[Start Data entries]

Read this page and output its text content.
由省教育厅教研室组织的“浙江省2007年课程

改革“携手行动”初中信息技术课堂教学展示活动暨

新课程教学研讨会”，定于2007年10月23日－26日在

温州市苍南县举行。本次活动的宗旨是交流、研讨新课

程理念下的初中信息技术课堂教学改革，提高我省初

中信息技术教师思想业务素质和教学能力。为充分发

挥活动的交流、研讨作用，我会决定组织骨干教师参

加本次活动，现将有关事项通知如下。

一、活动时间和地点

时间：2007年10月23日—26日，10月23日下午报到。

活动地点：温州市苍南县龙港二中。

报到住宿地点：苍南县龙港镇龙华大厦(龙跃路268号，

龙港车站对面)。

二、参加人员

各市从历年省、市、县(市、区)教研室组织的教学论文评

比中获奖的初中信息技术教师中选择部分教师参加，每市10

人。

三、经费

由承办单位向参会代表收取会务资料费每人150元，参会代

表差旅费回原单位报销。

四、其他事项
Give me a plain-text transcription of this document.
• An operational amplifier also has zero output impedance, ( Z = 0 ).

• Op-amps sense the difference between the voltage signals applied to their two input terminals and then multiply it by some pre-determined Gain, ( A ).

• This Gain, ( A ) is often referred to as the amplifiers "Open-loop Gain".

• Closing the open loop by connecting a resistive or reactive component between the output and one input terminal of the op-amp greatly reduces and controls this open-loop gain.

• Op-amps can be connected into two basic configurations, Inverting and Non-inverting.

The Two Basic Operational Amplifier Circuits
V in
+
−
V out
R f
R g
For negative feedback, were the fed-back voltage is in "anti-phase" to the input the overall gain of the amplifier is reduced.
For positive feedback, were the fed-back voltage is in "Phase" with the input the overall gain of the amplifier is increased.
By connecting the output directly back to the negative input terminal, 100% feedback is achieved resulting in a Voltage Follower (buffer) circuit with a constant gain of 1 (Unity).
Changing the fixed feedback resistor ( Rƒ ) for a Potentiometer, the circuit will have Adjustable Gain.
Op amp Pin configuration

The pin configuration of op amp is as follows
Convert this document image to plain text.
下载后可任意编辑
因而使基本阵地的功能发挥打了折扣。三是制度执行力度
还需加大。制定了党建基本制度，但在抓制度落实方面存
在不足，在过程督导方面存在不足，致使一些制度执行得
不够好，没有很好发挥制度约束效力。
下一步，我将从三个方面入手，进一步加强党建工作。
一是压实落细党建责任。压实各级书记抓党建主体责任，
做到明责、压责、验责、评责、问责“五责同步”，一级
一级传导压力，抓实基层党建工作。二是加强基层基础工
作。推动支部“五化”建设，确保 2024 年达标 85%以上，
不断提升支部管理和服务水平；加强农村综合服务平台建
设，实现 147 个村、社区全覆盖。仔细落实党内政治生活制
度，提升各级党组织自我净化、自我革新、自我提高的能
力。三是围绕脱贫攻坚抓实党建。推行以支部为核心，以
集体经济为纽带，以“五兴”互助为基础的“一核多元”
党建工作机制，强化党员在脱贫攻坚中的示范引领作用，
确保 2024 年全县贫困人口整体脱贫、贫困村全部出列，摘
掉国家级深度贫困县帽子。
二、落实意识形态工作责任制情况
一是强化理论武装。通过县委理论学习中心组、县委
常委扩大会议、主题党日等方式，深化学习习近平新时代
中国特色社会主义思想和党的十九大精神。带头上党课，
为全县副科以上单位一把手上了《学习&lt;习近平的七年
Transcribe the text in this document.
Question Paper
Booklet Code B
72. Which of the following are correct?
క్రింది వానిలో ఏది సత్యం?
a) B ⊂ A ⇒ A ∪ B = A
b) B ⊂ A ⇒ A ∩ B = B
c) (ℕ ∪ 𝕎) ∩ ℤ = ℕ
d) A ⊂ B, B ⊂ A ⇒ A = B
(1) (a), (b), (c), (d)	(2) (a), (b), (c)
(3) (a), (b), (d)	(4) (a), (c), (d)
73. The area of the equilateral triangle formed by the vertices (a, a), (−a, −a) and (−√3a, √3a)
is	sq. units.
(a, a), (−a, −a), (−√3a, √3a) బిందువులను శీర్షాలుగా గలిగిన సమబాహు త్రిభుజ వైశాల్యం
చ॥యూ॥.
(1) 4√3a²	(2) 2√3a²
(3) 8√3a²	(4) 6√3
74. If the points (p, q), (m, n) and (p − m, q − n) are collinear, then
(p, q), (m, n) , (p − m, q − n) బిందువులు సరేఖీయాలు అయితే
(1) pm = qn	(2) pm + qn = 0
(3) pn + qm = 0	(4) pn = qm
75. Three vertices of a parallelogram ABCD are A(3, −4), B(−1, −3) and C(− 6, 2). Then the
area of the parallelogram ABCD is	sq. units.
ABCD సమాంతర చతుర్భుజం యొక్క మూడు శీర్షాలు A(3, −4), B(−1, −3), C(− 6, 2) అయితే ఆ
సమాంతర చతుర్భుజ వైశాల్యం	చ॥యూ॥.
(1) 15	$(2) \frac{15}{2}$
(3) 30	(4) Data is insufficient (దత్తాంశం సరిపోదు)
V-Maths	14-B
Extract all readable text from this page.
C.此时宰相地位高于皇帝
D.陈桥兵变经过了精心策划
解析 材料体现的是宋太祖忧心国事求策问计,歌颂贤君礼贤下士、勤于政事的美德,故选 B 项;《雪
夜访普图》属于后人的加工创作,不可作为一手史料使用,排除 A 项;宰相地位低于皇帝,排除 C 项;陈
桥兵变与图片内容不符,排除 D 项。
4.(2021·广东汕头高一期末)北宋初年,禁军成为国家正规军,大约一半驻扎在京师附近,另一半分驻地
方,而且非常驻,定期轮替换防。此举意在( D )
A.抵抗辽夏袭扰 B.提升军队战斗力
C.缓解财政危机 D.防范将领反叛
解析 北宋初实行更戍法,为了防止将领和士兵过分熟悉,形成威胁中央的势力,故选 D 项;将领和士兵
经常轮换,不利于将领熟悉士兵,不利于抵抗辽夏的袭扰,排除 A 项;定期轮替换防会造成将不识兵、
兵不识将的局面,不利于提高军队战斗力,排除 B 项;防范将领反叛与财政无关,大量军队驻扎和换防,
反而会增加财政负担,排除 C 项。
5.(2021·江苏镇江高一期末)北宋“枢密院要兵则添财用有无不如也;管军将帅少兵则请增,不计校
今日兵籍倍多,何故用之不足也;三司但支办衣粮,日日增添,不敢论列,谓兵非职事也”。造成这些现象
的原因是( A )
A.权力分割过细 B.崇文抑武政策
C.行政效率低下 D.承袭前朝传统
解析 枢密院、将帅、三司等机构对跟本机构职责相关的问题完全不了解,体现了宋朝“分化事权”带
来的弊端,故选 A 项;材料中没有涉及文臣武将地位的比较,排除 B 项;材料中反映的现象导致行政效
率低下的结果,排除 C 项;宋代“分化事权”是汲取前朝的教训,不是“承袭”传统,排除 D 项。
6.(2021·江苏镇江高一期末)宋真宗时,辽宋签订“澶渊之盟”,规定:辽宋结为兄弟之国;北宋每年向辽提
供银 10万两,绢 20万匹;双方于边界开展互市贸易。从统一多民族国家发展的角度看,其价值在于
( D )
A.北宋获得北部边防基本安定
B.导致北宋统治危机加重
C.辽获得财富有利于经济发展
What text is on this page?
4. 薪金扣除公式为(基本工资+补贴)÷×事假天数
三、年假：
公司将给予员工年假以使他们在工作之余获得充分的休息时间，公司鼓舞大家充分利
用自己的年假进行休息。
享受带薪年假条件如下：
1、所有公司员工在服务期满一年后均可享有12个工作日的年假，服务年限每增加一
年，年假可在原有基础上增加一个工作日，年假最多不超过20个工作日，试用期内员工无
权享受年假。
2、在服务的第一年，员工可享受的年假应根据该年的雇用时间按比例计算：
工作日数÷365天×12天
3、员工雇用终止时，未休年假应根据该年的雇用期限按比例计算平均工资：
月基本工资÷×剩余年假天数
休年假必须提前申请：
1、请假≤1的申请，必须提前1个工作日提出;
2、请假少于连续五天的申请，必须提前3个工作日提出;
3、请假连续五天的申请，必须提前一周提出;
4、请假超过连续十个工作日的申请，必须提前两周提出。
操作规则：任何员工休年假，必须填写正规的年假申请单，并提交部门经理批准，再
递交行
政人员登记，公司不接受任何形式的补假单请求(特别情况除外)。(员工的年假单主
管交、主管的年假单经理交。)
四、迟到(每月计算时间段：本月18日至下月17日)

[End Data entries]

## Task brief
Write out every line from the entries where "plain" appears.

## In response
Give me a plain-text transcription of this document.
Convert this document image to plain text.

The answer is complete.